Transcribe all of the records word for word, but omit the pictures.

*** SOURCE DATA

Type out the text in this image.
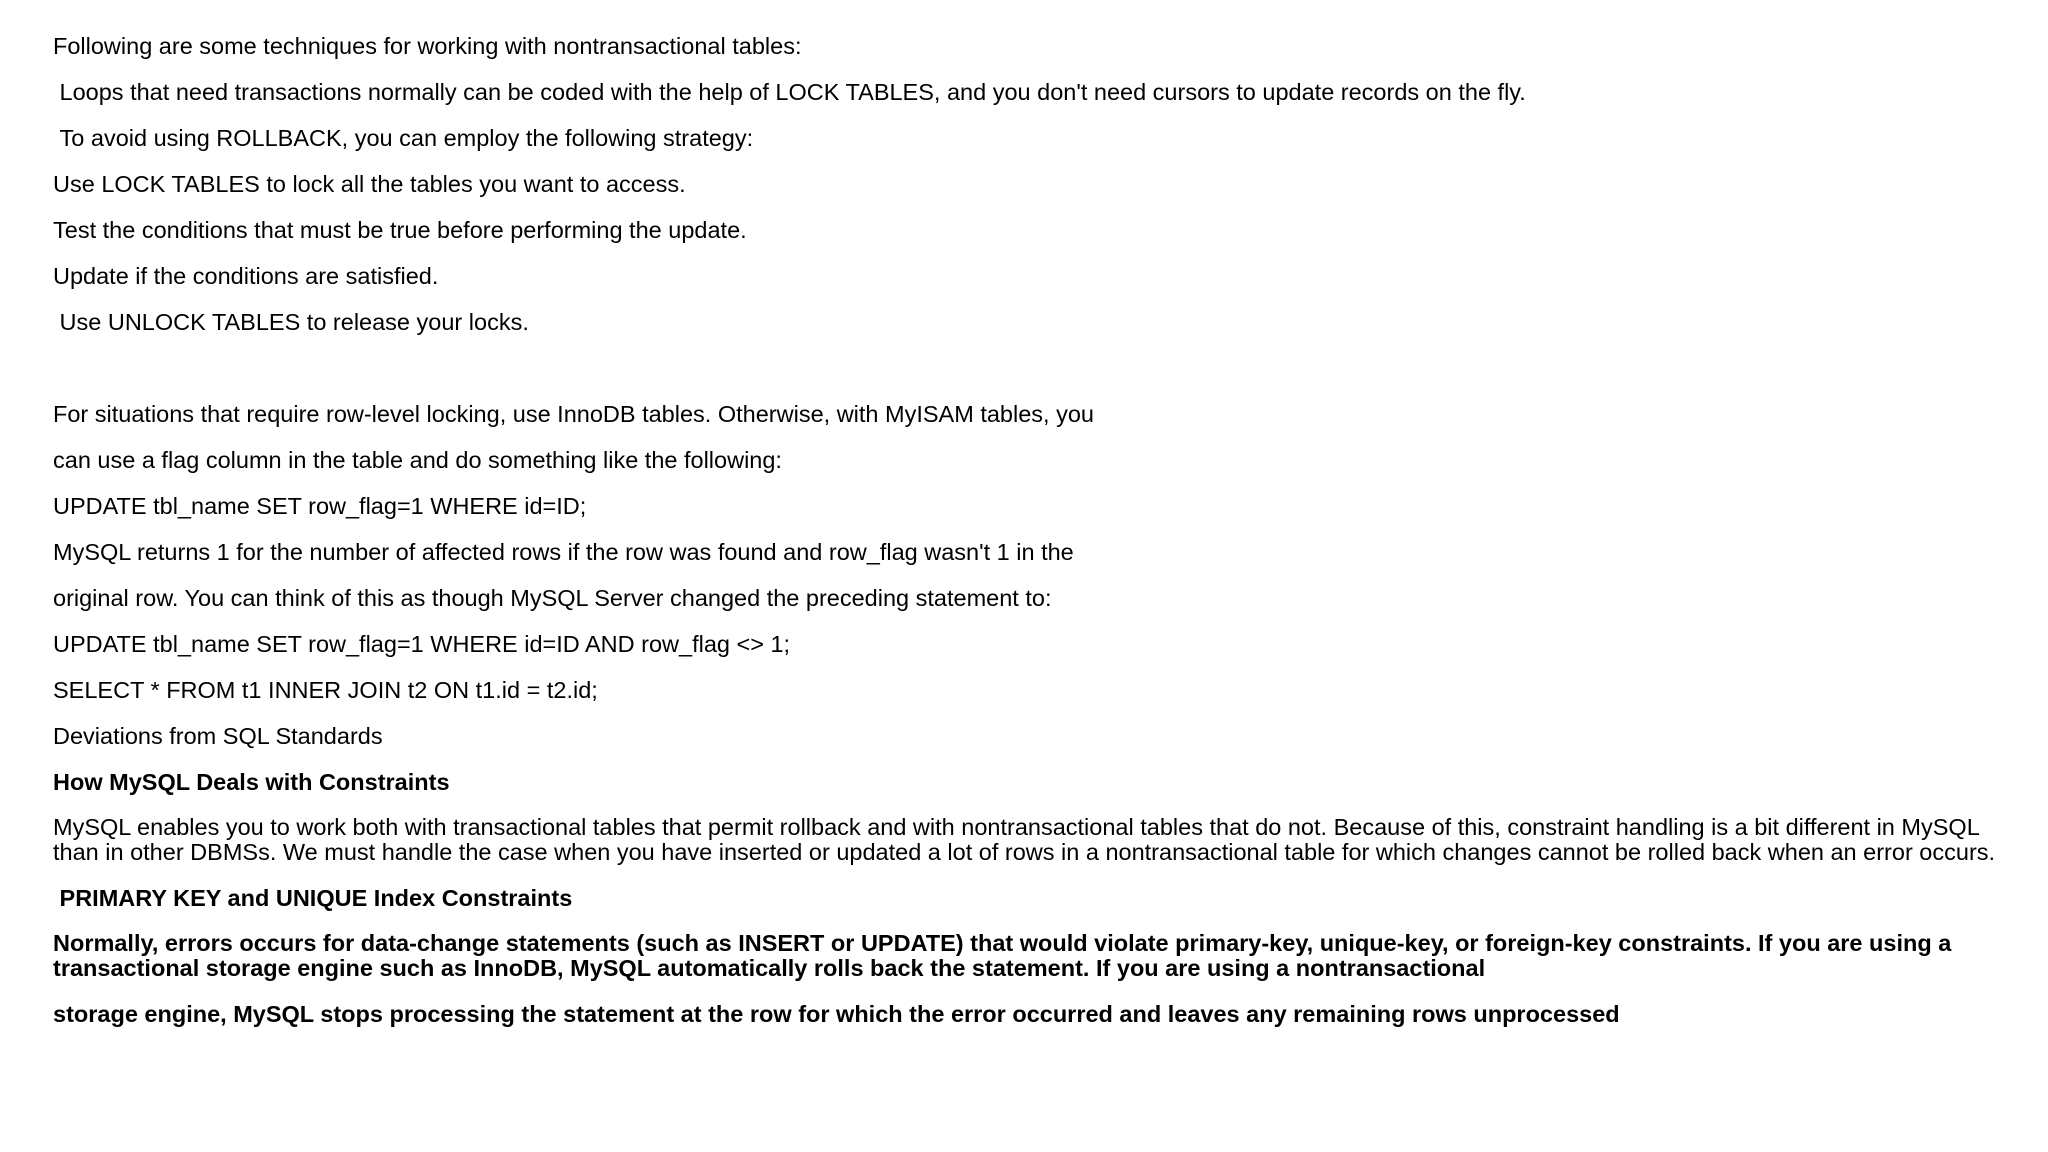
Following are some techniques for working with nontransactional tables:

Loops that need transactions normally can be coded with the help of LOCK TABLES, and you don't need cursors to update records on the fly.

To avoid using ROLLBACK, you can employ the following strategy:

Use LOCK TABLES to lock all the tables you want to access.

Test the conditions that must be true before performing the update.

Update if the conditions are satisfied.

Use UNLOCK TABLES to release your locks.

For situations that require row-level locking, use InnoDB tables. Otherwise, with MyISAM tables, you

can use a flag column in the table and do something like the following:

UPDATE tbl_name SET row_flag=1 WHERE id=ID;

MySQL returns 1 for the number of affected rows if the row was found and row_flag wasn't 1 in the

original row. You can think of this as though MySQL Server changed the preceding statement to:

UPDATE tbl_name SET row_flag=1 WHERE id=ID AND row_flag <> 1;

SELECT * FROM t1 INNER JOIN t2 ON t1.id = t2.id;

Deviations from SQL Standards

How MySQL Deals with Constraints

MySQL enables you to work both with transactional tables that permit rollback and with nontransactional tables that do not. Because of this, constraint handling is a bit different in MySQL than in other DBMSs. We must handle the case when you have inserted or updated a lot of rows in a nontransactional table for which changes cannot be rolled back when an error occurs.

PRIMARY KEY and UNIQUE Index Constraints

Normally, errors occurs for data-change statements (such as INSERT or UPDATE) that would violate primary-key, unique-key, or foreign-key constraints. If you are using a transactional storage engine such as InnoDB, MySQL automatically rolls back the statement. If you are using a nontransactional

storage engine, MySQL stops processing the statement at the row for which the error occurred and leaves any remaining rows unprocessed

******

ANSWER TO THIS PROBLEM >>
Type out the text in this image.
Following are some techniques for working with nontransactional tables:

Loops that need transactions normally can be coded with the help of LOCK TABLES, and you don't need cursors to update records on the fly.

To avoid using ROLLBACK, you can employ the following strategy:

Use LOCK TABLES to lock all the tables you want to access.

Test the conditions that must be true before performing the update.

Update if the conditions are satisfied.

Use UNLOCK TABLES to release your locks.

For situations that require row-level locking, use InnoDB tables. Otherwise, with MyISAM tables, you

can use a flag column in the table and do something like the following:

UPDATE tbl_name SET row_flag=1 WHERE id=ID;

MySQL returns 1 for the number of affected rows if the row was found and row_flag wasn't 1 in the

original row. You can think of this as though MySQL Server changed the preceding statement to:

UPDATE tbl_name SET row_flag=1 WHERE id=ID AND row_flag <> 1;

SELECT * FROM t1 INNER JOIN t2 ON t1.id = t2.id;

Deviations from SQL Standards

How MySQL Deals with Constraints

MySQL enables you to work both with transactional tables that permit rollback and with nontransactional tables that do not. Because of this, constraint handling is a bit different in MySQL than in other DBMSs. We must handle the case when you have inserted or updated a lot of rows in a nontransactional table for which changes cannot be rolled back when an error occurs.

PRIMARY KEY and UNIQUE Index Constraints

Normally, errors occurs for data-change statements (such as INSERT or UPDATE) that would violate primary-key, unique-key, or foreign-key constraints. If you are using a transactional storage engine such as InnoDB, MySQL automatically rolls back the statement. If you are using a nontransactional

storage engine, MySQL stops processing the statement at the row for which the error occurred and leaves any remaining rows unprocessed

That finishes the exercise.